# Exercise aim
Read the data and repeat it in full, exactly.
....
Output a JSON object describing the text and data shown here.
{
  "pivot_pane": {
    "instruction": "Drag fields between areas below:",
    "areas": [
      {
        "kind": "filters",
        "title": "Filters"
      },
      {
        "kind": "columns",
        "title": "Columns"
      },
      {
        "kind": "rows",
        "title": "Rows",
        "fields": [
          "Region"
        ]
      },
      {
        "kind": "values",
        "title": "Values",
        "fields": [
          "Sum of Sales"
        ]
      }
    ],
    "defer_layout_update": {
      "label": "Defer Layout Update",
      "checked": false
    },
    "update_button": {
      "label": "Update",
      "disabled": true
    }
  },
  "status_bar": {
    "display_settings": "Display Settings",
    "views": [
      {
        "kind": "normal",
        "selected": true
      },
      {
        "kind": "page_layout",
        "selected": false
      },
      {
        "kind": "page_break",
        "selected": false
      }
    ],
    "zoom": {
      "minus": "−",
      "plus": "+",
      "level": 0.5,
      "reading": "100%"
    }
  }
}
....
# Answer to the exercise
Output a JSON object describing the text and data shown here.
{
  "pivot_pane": {
    "instruction": "Drag fields between areas below:",
    "areas": [
      {
        "kind": "filters",
        "title": "Filters"
      },
      {
        "kind": "columns",
        "title": "Columns"
      },
      {
        "kind": "rows",
        "title": "Rows",
        "fields": [
          "Region"
        ]
      },
      {
        "kind": "values",
        "title": "Values",
        "fields": [
          "Sum of Sales"
        ]
      }
    ],
    "defer_layout_update": {
      "label": "Defer Layout Update",
      "checked": false
    },
    "update_button": {
      "label": "Update",
      "disabled": true
    }
  },
  "status_bar": {
    "display_settings": "Display Settings",
    "views": [
      {
        "kind": "normal",
        "selected": true
      },
      {
        "kind": "page_layout",
        "selected": false
      },
      {
        "kind": "page_break",
        "selected": false
      }
    ],
    "zoom": {
      "minus": "−",
      "plus": "+",
      "level": 0.5,
      "reading": "100%"
    }
  }
}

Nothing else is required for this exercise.